→ DATOS PROPORCIONADOS
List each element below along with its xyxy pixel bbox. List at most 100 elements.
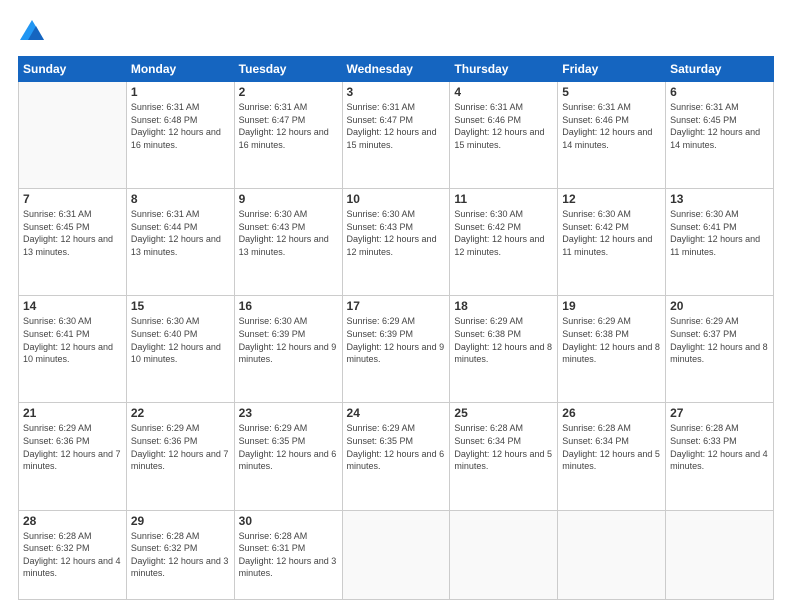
day-number: 14 [23,299,122,313]
day-info: Sunrise: 6:29 AMSunset: 6:37 PMDaylight:… [670,315,769,365]
calendar-day-cell: 10 Sunrise: 6:30 AMSunset: 6:43 PMDaylig… [342,189,450,296]
day-info: Sunrise: 6:29 AMSunset: 6:35 PMDaylight:… [347,422,446,472]
day-number: 29 [131,514,230,528]
logo [18,18,50,46]
calendar-day-cell: 15 Sunrise: 6:30 AMSunset: 6:40 PMDaylig… [126,296,234,403]
day-info: Sunrise: 6:30 AMSunset: 6:39 PMDaylight:… [239,315,338,365]
day-number: 24 [347,406,446,420]
calendar-day-cell: 22 Sunrise: 6:29 AMSunset: 6:36 PMDaylig… [126,403,234,510]
day-number: 3 [347,85,446,99]
day-info: Sunrise: 6:30 AMSunset: 6:42 PMDaylight:… [454,208,553,258]
calendar-day-cell: 13 Sunrise: 6:30 AMSunset: 6:41 PMDaylig… [666,189,774,296]
day-info: Sunrise: 6:30 AMSunset: 6:40 PMDaylight:… [131,315,230,365]
day-number: 26 [562,406,661,420]
day-info: Sunrise: 6:29 AMSunset: 6:39 PMDaylight:… [347,315,446,365]
calendar-day-cell [19,82,127,189]
calendar-day-cell: 5 Sunrise: 6:31 AMSunset: 6:46 PMDayligh… [558,82,666,189]
day-number: 11 [454,192,553,206]
calendar-day-cell: 7 Sunrise: 6:31 AMSunset: 6:45 PMDayligh… [19,189,127,296]
calendar-day-cell: 14 Sunrise: 6:30 AMSunset: 6:41 PMDaylig… [19,296,127,403]
day-info: Sunrise: 6:30 AMSunset: 6:41 PMDaylight:… [670,208,769,258]
day-info: Sunrise: 6:29 AMSunset: 6:35 PMDaylight:… [239,422,338,472]
day-number: 20 [670,299,769,313]
calendar-day-cell: 29 Sunrise: 6:28 AMSunset: 6:32 PMDaylig… [126,510,234,599]
day-number: 23 [239,406,338,420]
calendar-day-cell: 1 Sunrise: 6:31 AMSunset: 6:48 PMDayligh… [126,82,234,189]
calendar: SundayMondayTuesdayWednesdayThursdayFrid… [18,56,774,600]
day-info: Sunrise: 6:28 AMSunset: 6:34 PMDaylight:… [562,422,661,472]
calendar-day-header: Tuesday [234,57,342,82]
day-number: 1 [131,85,230,99]
calendar-day-cell: 2 Sunrise: 6:31 AMSunset: 6:47 PMDayligh… [234,82,342,189]
calendar-day-header: Monday [126,57,234,82]
calendar-day-cell: 24 Sunrise: 6:29 AMSunset: 6:35 PMDaylig… [342,403,450,510]
day-number: 30 [239,514,338,528]
calendar-week-row: 21 Sunrise: 6:29 AMSunset: 6:36 PMDaylig… [19,403,774,510]
day-number: 7 [23,192,122,206]
calendar-day-cell [666,510,774,599]
calendar-header-row: SundayMondayTuesdayWednesdayThursdayFrid… [19,57,774,82]
day-number: 6 [670,85,769,99]
day-number: 10 [347,192,446,206]
day-number: 13 [670,192,769,206]
calendar-day-cell: 20 Sunrise: 6:29 AMSunset: 6:37 PMDaylig… [666,296,774,403]
calendar-day-cell: 17 Sunrise: 6:29 AMSunset: 6:39 PMDaylig… [342,296,450,403]
day-info: Sunrise: 6:29 AMSunset: 6:38 PMDaylight:… [562,315,661,365]
calendar-day-cell: 28 Sunrise: 6:28 AMSunset: 6:32 PMDaylig… [19,510,127,599]
day-info: Sunrise: 6:31 AMSunset: 6:47 PMDaylight:… [239,101,338,151]
calendar-day-header: Wednesday [342,57,450,82]
calendar-day-cell: 30 Sunrise: 6:28 AMSunset: 6:31 PMDaylig… [234,510,342,599]
day-number: 4 [454,85,553,99]
calendar-day-cell: 25 Sunrise: 6:28 AMSunset: 6:34 PMDaylig… [450,403,558,510]
calendar-day-cell: 23 Sunrise: 6:29 AMSunset: 6:35 PMDaylig… [234,403,342,510]
day-info: Sunrise: 6:31 AMSunset: 6:45 PMDaylight:… [670,101,769,151]
calendar-day-cell: 9 Sunrise: 6:30 AMSunset: 6:43 PMDayligh… [234,189,342,296]
day-number: 16 [239,299,338,313]
day-info: Sunrise: 6:28 AMSunset: 6:34 PMDaylight:… [454,422,553,472]
day-info: Sunrise: 6:29 AMSunset: 6:36 PMDaylight:… [23,422,122,472]
top-area [18,18,774,46]
day-number: 27 [670,406,769,420]
day-number: 2 [239,85,338,99]
day-number: 25 [454,406,553,420]
day-info: Sunrise: 6:31 AMSunset: 6:48 PMDaylight:… [131,101,230,151]
calendar-day-header: Saturday [666,57,774,82]
day-number: 19 [562,299,661,313]
day-number: 9 [239,192,338,206]
day-number: 28 [23,514,122,528]
day-info: Sunrise: 6:30 AMSunset: 6:43 PMDaylight:… [239,208,338,258]
day-number: 18 [454,299,553,313]
day-number: 5 [562,85,661,99]
calendar-day-cell: 3 Sunrise: 6:31 AMSunset: 6:47 PMDayligh… [342,82,450,189]
calendar-day-cell [342,510,450,599]
calendar-day-cell: 26 Sunrise: 6:28 AMSunset: 6:34 PMDaylig… [558,403,666,510]
calendar-week-row: 7 Sunrise: 6:31 AMSunset: 6:45 PMDayligh… [19,189,774,296]
calendar-day-cell: 27 Sunrise: 6:28 AMSunset: 6:33 PMDaylig… [666,403,774,510]
calendar-week-row: 1 Sunrise: 6:31 AMSunset: 6:48 PMDayligh… [19,82,774,189]
day-number: 15 [131,299,230,313]
calendar-week-row: 14 Sunrise: 6:30 AMSunset: 6:41 PMDaylig… [19,296,774,403]
calendar-day-cell: 12 Sunrise: 6:30 AMSunset: 6:42 PMDaylig… [558,189,666,296]
calendar-day-cell: 8 Sunrise: 6:31 AMSunset: 6:44 PMDayligh… [126,189,234,296]
day-info: Sunrise: 6:31 AMSunset: 6:47 PMDaylight:… [347,101,446,151]
calendar-day-cell [558,510,666,599]
day-info: Sunrise: 6:31 AMSunset: 6:46 PMDaylight:… [454,101,553,151]
day-info: Sunrise: 6:29 AMSunset: 6:38 PMDaylight:… [454,315,553,365]
calendar-day-cell: 19 Sunrise: 6:29 AMSunset: 6:38 PMDaylig… [558,296,666,403]
day-info: Sunrise: 6:30 AMSunset: 6:42 PMDaylight:… [562,208,661,258]
day-info: Sunrise: 6:29 AMSunset: 6:36 PMDaylight:… [131,422,230,472]
day-number: 22 [131,406,230,420]
day-info: Sunrise: 6:28 AMSunset: 6:32 PMDaylight:… [131,530,230,580]
day-info: Sunrise: 6:30 AMSunset: 6:43 PMDaylight:… [347,208,446,258]
day-info: Sunrise: 6:28 AMSunset: 6:31 PMDaylight:… [239,530,338,580]
calendar-day-header: Friday [558,57,666,82]
day-info: Sunrise: 6:30 AMSunset: 6:41 PMDaylight:… [23,315,122,365]
day-info: Sunrise: 6:28 AMSunset: 6:32 PMDaylight:… [23,530,122,580]
day-info: Sunrise: 6:28 AMSunset: 6:33 PMDaylight:… [670,422,769,472]
calendar-day-cell: 18 Sunrise: 6:29 AMSunset: 6:38 PMDaylig… [450,296,558,403]
calendar-day-cell: 16 Sunrise: 6:30 AMSunset: 6:39 PMDaylig… [234,296,342,403]
calendar-day-cell: 21 Sunrise: 6:29 AMSunset: 6:36 PMDaylig… [19,403,127,510]
day-number: 21 [23,406,122,420]
page: SundayMondayTuesdayWednesdayThursdayFrid… [0,0,792,612]
calendar-day-cell: 4 Sunrise: 6:31 AMSunset: 6:46 PMDayligh… [450,82,558,189]
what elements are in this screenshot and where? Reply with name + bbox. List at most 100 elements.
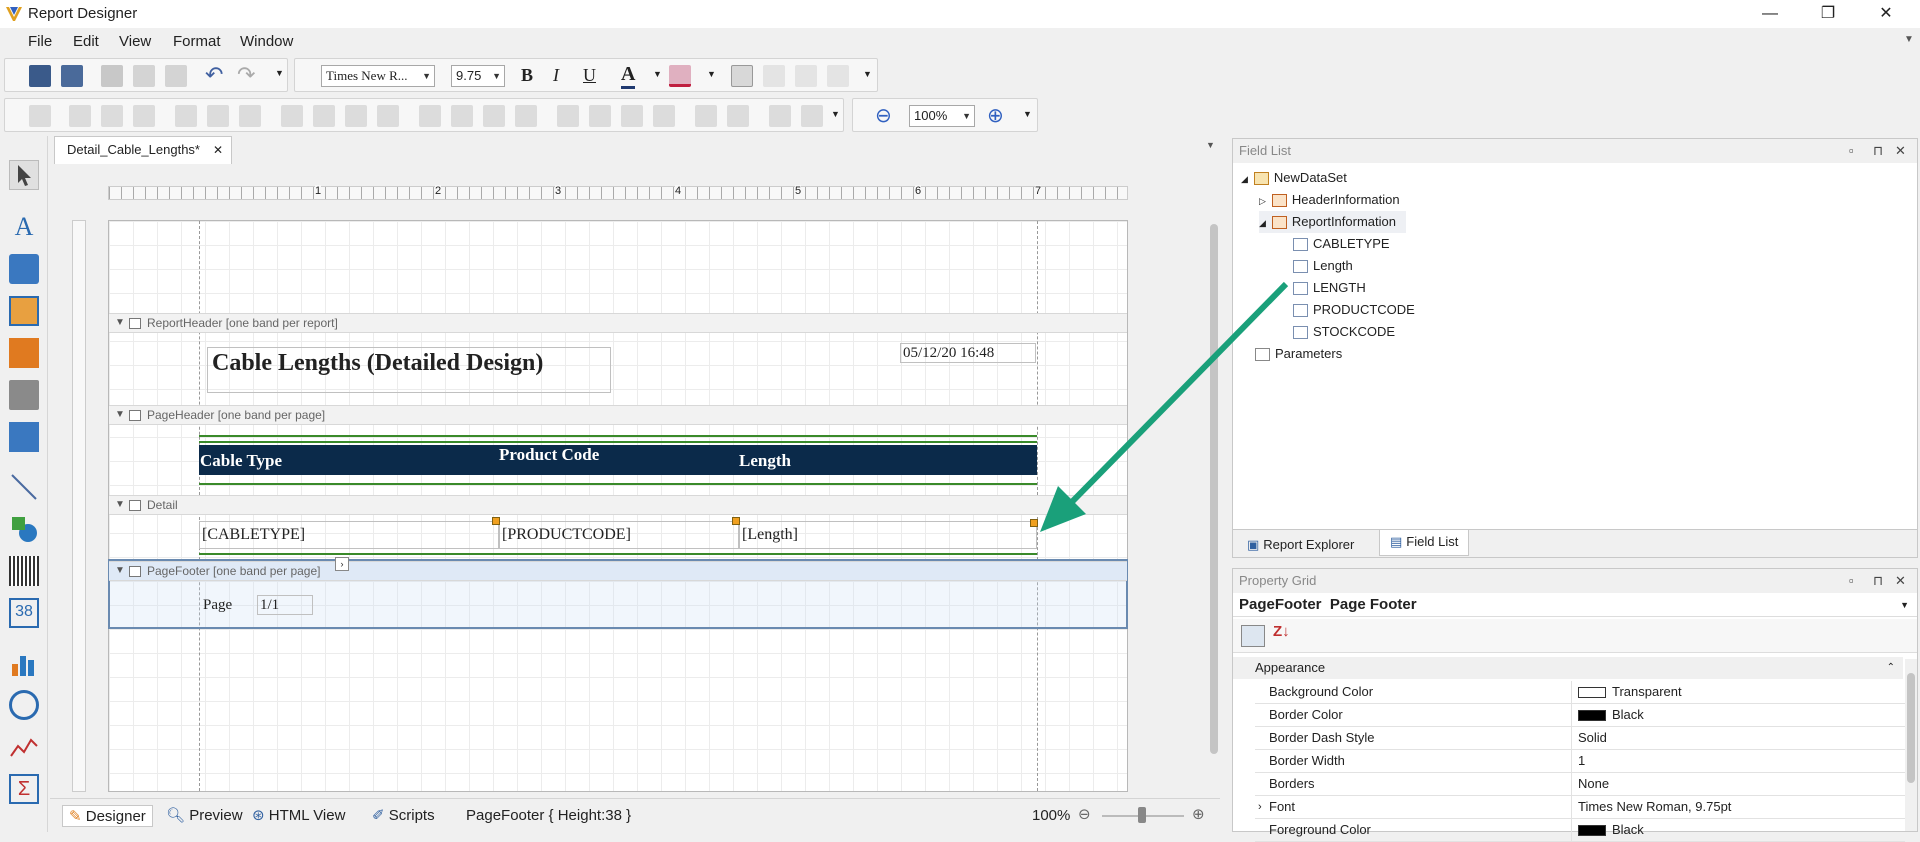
align-lefts-icon[interactable]	[69, 105, 91, 127]
hspacing-remove-icon[interactable]	[515, 105, 537, 127]
foreground-color-icon[interactable]: A	[621, 63, 636, 89]
tab-list-icon[interactable]: ▼	[1206, 140, 1215, 150]
underline-button[interactable]: U	[583, 65, 596, 86]
font-name-select[interactable]: Times New R... ▼	[321, 65, 435, 87]
zoom-slider-thumb[interactable]	[1138, 807, 1146, 823]
paste-icon[interactable]	[165, 65, 187, 87]
footer-page-label[interactable]: Page	[203, 597, 232, 614]
center-horizontally-icon[interactable]	[695, 105, 717, 127]
zipcode-tool-icon[interactable]: 38	[9, 598, 39, 628]
property-row[interactable]: Foreground Color Black	[1255, 819, 1905, 842]
center-vertically-icon[interactable]	[727, 105, 749, 127]
band-smart-tag-icon[interactable]: ›	[335, 557, 349, 571]
collapse-icon[interactable]: ▼	[115, 562, 125, 580]
scripts-tab[interactable]: ✐ Scripts	[372, 805, 435, 827]
menu-view[interactable]: View	[119, 33, 151, 50]
line-tool-icon[interactable]	[9, 472, 39, 502]
bring-to-front-icon[interactable]	[769, 105, 791, 127]
property-row[interactable]: Border Width 1	[1255, 750, 1905, 773]
zoom-in-icon[interactable]: ⊕	[987, 103, 1004, 128]
close-window-button[interactable]: ✕	[1862, 0, 1910, 28]
alphabetical-icon[interactable]: Z↓	[1273, 623, 1290, 640]
panel-dock-icon[interactable]: ▫	[1849, 569, 1854, 593]
designer-tab[interactable]: ✎ Designer	[62, 805, 153, 827]
tree-field-productcode[interactable]: PRODUCTCODE	[1293, 299, 1415, 321]
zoom-in-icon[interactable]: ⊕	[1192, 805, 1205, 823]
bold-button[interactable]: B	[521, 65, 533, 86]
sparkline-tool-icon[interactable]	[9, 732, 39, 762]
save-all-icon[interactable]	[61, 65, 83, 87]
vspacing-increase-icon[interactable]	[589, 105, 611, 127]
tree-node-reportinformation[interactable]: ◢ ReportInformation	[1259, 211, 1406, 233]
property-row[interactable]: Border Color Black	[1255, 704, 1905, 727]
collapse-icon[interactable]: ◢	[1259, 218, 1266, 228]
property-value[interactable]: Transparent	[1571, 681, 1905, 703]
panel-close-icon[interactable]: ✕	[1895, 569, 1906, 593]
toolbar-overflow-icon[interactable]: ▼	[1023, 109, 1032, 119]
property-row[interactable]: Font Times New Roman, 9.75pt ›	[1255, 796, 1905, 819]
report-date[interactable]: 05/12/20 16:48	[900, 343, 1036, 363]
category-appearance[interactable]: Appearance ⌃	[1233, 657, 1903, 679]
property-row[interactable]: Borders None	[1255, 773, 1905, 796]
report-title[interactable]: Cable Lengths (Detailed Design)	[207, 347, 611, 393]
band-detail[interactable]: ▼ Detail	[109, 495, 1127, 515]
panel-pin-icon[interactable]: ⊓	[1873, 139, 1883, 163]
hspacing-decrease-icon[interactable]	[483, 105, 505, 127]
toolbar-overflow-icon[interactable]: ▼	[831, 109, 840, 119]
band-page-header[interactable]: ▼ PageHeader [one band per page]	[109, 405, 1127, 425]
tab-field-list[interactable]: ▤ Field List	[1379, 530, 1470, 556]
preview-tab[interactable]: 🔍︎ Preview	[166, 805, 243, 827]
picture-tool-icon[interactable]	[9, 338, 39, 368]
property-value[interactable]: Times New Roman, 9.75pt ›	[1258, 796, 1905, 818]
align-center-icon[interactable]	[763, 65, 785, 87]
align-bottoms-icon[interactable]	[239, 105, 261, 127]
property-value[interactable]: 1	[1571, 750, 1905, 772]
hspacing-increase-icon[interactable]	[451, 105, 473, 127]
menu-window[interactable]: Window	[240, 33, 293, 50]
barcode-tool-icon[interactable]	[9, 556, 39, 586]
align-right-icon[interactable]	[795, 65, 817, 87]
align-left-icon[interactable]	[731, 65, 753, 87]
redo-icon[interactable]: ↷	[237, 62, 255, 88]
align-middles-icon[interactable]	[207, 105, 229, 127]
expand-icon[interactable]: ›	[1258, 796, 1262, 818]
detail-field-cabletype[interactable]: [CABLETYPE]	[199, 521, 499, 549]
collapse-icon[interactable]: ⌃	[1887, 657, 1895, 679]
tree-field-length[interactable]: LENGTH	[1293, 277, 1366, 299]
align-centers-icon[interactable]	[101, 105, 123, 127]
collapse-icon[interactable]: ◢	[1241, 174, 1248, 184]
property-value[interactable]: Black	[1571, 704, 1905, 726]
collapse-icon[interactable]: ▼	[115, 496, 125, 514]
property-row[interactable]: Background Color Transparent	[1255, 681, 1905, 704]
justify-icon[interactable]	[827, 65, 849, 87]
copy-icon[interactable]	[133, 65, 155, 87]
table-tool-icon[interactable]	[9, 422, 39, 452]
align-tops-icon[interactable]	[175, 105, 197, 127]
cut-icon[interactable]	[101, 65, 123, 87]
background-color-icon[interactable]	[669, 65, 691, 87]
property-value[interactable]: Solid	[1571, 727, 1905, 749]
property-row[interactable]: Border Dash Style Solid	[1255, 727, 1905, 750]
gauge-tool-icon[interactable]	[9, 690, 39, 720]
band-page-footer[interactable]: ▼ PageFooter [one band per page]	[109, 561, 1127, 581]
menu-edit[interactable]: Edit	[73, 33, 99, 50]
zoom-out-icon[interactable]: ⊖	[875, 103, 892, 128]
close-tab-icon[interactable]: ✕	[213, 137, 223, 163]
vspacing-equal-icon[interactable]	[557, 105, 579, 127]
font-size-select[interactable]: 9.75 ▼	[451, 65, 505, 87]
pointer-tool-icon[interactable]	[9, 160, 39, 190]
tree-node-headerinformation[interactable]: ▷ HeaderInformation	[1259, 189, 1400, 211]
same-width-icon[interactable]	[281, 105, 303, 127]
detail-field-length[interactable]: [Length]	[739, 521, 1037, 549]
align-grid-icon[interactable]	[29, 105, 51, 127]
tree-field-stockcode[interactable]: STOCKCODE	[1293, 321, 1395, 343]
panel-dock-icon[interactable]: ▫	[1849, 139, 1854, 163]
collapse-icon[interactable]: ▼	[115, 406, 125, 424]
zoom-select[interactable]: 100% ▼	[909, 105, 975, 127]
panel-pin-icon[interactable]: ⊓	[1873, 569, 1883, 593]
italic-button[interactable]: I	[553, 65, 559, 86]
footer-page-number[interactable]: 1/1	[257, 595, 313, 615]
richtext-tool-icon[interactable]	[9, 296, 39, 326]
toolbar-overflow-icon[interactable]: ▼	[863, 69, 872, 79]
smart-tag-icon[interactable]	[732, 517, 740, 525]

→ ENUNCIADO DEL EJERCICIO
Por favor, reescribe solo las entradas que van desde la línea que contiene "day-number: 14 [23,299,122,313]" hasta la línea que contiene "calendar-day-cell: 2 Sunrise: 6:31", ambas incluidas. Sustituye "day-info" por "info-dia" y deja todo lo demás sin cambios.

→ SOLUCIÓN DEL EJERCICIO
day-number: 14 [23,299,122,313]
info-dia: Sunrise: 6:29 AMSunset: 6:37 PMDaylight:… [670,315,769,365]
calendar-day-cell: 10 Sunrise: 6:30 AMSunset: 6:43 PMDaylig… [342,189,450,296]
info-dia: Sunrise: 6:29 AMSunset: 6:35 PMDaylight:… [347,422,446,472]
day-number: 29 [131,514,230,528]
logo [18,18,50,46]
calendar-day-cell: 15 Sunrise: 6:30 AMSunset: 6:40 PMDaylig… [126,296,234,403]
info-dia: Sunrise: 6:30 AMSunset: 6:39 PMDaylight:… [239,315,338,365]
day-number: 24 [347,406,446,420]
calendar-day-cell: 22 Sunrise: 6:29 AMSunset: 6:36 PMDaylig… [126,403,234,510]
day-number: 3 [347,85,446,99]
info-dia: Sunrise: 6:30 AMSunset: 6:42 PMDaylight:… [454,208,553,258]
calendar-day-cell: 13 Sunrise: 6:30 AMSunset: 6:41 PMDaylig… [666,189,774,296]
info-dia: Sunrise: 6:30 AMSunset: 6:40 PMDaylight:… [131,315,230,365]
day-number: 26 [562,406,661,420]
info-dia: Sunrise: 6:29 AMSunset: 6:39 PMDaylight:… [347,315,446,365]
calendar-day-cell [19,82,127,189]
calendar-day-cell: 5 Sunrise: 6:31 AMSunset: 6:46 PMDayligh… [558,82,666,189]
day-number: 11 [454,192,553,206]
calendar-day-cell: 7 Sunrise: 6:31 AMSunset: 6:45 PMDayligh… [19,189,127,296]
calendar-day-cell: 14 Sunrise: 6:30 AMSunset: 6:41 PMDaylig… [19,296,127,403]
info-dia: Sunrise: 6:30 AMSunset: 6:41 PMDaylight:… [670,208,769,258]
info-dia: Sunrise: 6:29 AMSunset: 6:35 PMDaylight:… [239,422,338,472]
day-number: 20 [670,299,769,313]
calendar-day-cell: 29 Sunrise: 6:28 AMSunset: 6:32 PMDaylig… [126,510,234,599]
day-number: 23 [239,406,338,420]
calendar-day-cell: 1 Sunrise: 6:31 AMSunset: 6:48 PMDayligh… [126,82,234,189]
calendar: SundayMondayTuesdayWednesdayThursdayFrid… [18,56,774,600]
info-dia: Sunrise: 6:28 AMSunset: 6:34 PMDaylight:… [562,422,661,472]
calendar-day-header: Tuesday [234,57,342,82]
day-number: 1 [131,85,230,99]
calendar-day-cell: 2 Sunrise: 6:31 AMSunset: 6:47 PMDayligh… [234,82,342,189]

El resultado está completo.